--- Start of Dataset content ---

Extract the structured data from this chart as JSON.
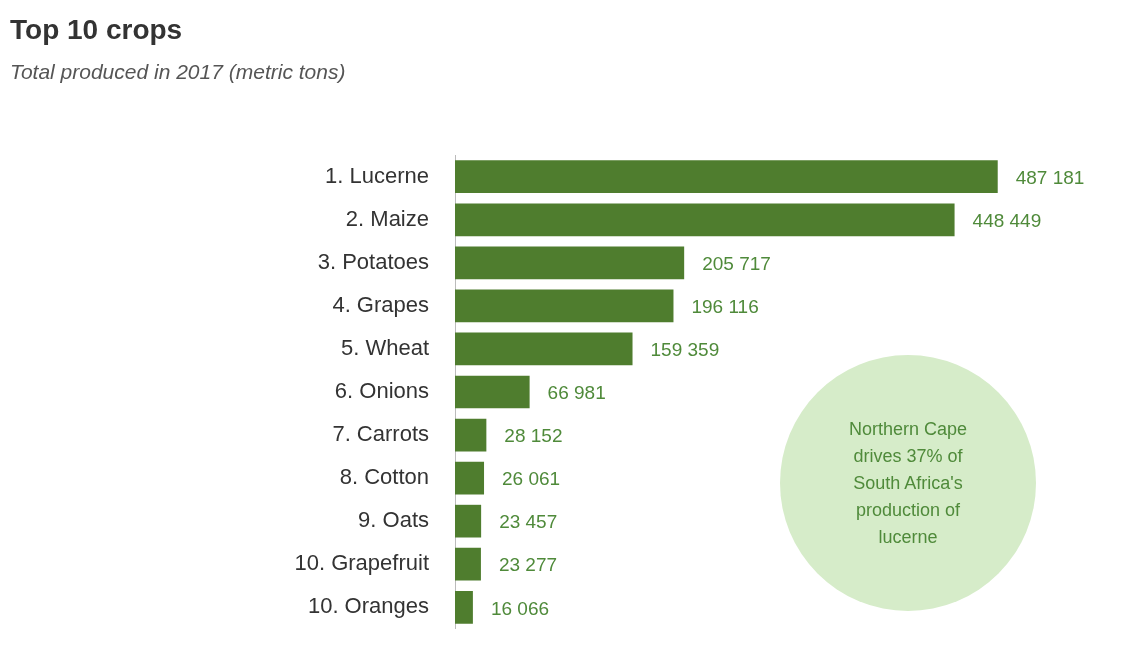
{
  "chart_data": {
    "type": "bar",
    "orientation": "horizontal",
    "title": "Top 10 crops",
    "subtitle": "Total produced in 2017 (metric tons)",
    "categories": [
      "1. Lucerne",
      "2. Maize",
      "3. Potatoes",
      "4. Grapes",
      "5. Wheat",
      "6. Onions",
      "7. Carrots",
      "8. Cotton",
      "9. Oats",
      "10. Grapefruit",
      "10. Oranges"
    ],
    "values": [
      487181,
      448449,
      205717,
      196116,
      159359,
      66981,
      28152,
      26061,
      23457,
      23277,
      16066
    ],
    "value_labels": [
      "487 181",
      "448 449",
      "205 717",
      "196 116",
      "159 359",
      "66 981",
      "28 152",
      "26 061",
      "23 457",
      "23 277",
      "16 066"
    ],
    "color": "#4f7d2e",
    "annotations": [
      "Northern Cape drives 37% of South Africa's production of lucerne"
    ],
    "legend": false
  }
}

--- End of Dataset content ---

Extract the full listing exactly, with the pictures left out.

Extract the structured data from this chart as JSON.
{
  "chart_data": {
    "type": "bar",
    "orientation": "horizontal",
    "title": "Top 10 crops",
    "subtitle": "Total produced in 2017 (metric tons)",
    "categories": [
      "1. Lucerne",
      "2. Maize",
      "3. Potatoes",
      "4. Grapes",
      "5. Wheat",
      "6. Onions",
      "7. Carrots",
      "8. Cotton",
      "9. Oats",
      "10. Grapefruit",
      "10. Oranges"
    ],
    "values": [
      487181,
      448449,
      205717,
      196116,
      159359,
      66981,
      28152,
      26061,
      23457,
      23277,
      16066
    ],
    "value_labels": [
      "487 181",
      "448 449",
      "205 717",
      "196 116",
      "159 359",
      "66 981",
      "28 152",
      "26 061",
      "23 457",
      "23 277",
      "16 066"
    ],
    "color": "#4f7d2e",
    "annotations": [
      "Northern Cape drives 37% of South Africa's production of lucerne"
    ],
    "legend": false
  }
}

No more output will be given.